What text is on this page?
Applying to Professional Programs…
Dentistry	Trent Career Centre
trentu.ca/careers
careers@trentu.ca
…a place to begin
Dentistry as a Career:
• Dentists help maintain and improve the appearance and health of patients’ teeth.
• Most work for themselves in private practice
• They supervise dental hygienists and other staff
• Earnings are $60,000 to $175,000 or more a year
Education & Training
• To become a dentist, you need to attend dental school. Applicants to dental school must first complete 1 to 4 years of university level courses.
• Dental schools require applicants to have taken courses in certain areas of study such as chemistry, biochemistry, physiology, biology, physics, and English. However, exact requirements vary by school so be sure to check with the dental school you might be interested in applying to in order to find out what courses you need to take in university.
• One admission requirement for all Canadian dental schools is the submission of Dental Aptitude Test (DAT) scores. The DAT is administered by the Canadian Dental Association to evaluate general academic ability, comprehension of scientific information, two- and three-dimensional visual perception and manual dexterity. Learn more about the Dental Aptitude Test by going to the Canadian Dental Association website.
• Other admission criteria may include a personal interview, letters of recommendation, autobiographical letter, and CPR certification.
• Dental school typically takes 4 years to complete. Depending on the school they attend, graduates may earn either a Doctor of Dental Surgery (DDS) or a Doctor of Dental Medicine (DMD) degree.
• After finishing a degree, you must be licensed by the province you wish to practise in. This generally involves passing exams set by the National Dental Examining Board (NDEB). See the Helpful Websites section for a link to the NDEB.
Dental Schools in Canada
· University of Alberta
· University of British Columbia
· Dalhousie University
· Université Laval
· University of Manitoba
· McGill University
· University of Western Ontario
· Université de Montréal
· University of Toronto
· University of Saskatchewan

───

> **Action item**: Once the records are read, print each of them exactly as written.

> **Exercise result**:
What text is on this page?
Applying to Professional Programs…
Dentistry	Trent Career Centre
trentu.ca/careers
careers@trentu.ca
…a place to begin
Dentistry as a Career:
• Dentists help maintain and improve the appearance and health of patients’ teeth.
• Most work for themselves in private practice
• They supervise dental hygienists and other staff
• Earnings are $60,000 to $175,000 or more a year
Education & Training
• To become a dentist, you need to attend dental school. Applicants to dental school must first complete 1 to 4 years of university level courses.
• Dental schools require applicants to have taken courses in certain areas of study such as chemistry, biochemistry, physiology, biology, physics, and English. However, exact requirements vary by school so be sure to check with the dental school you might be interested in applying to in order to find out what courses you need to take in university.
• One admission requirement for all Canadian dental schools is the submission of Dental Aptitude Test (DAT) scores. The DAT is administered by the Canadian Dental Association to evaluate general academic ability, comprehension of scientific information, two- and three-dimensional visual perception and manual dexterity. Learn more about the Dental Aptitude Test by going to the Canadian Dental Association website.
• Other admission criteria may include a personal interview, letters of recommendation, autobiographical letter, and CPR certification.
• Dental school typically takes 4 years to complete. Depending on the school they attend, graduates may earn either a Doctor of Dental Surgery (DDS) or a Doctor of Dental Medicine (DMD) degree.
• After finishing a degree, you must be licensed by the province you wish to practise in. This generally involves passing exams set by the National Dental Examining Board (NDEB). See the Helpful Websites section for a link to the NDEB.
Dental Schools in Canada
· University of Alberta
· University of British Columbia
· Dalhousie University
· Université Laval
· University of Manitoba
· McGill University
· University of Western Ontario
· Université de Montréal
· University of Toronto
· University of Saskatchewan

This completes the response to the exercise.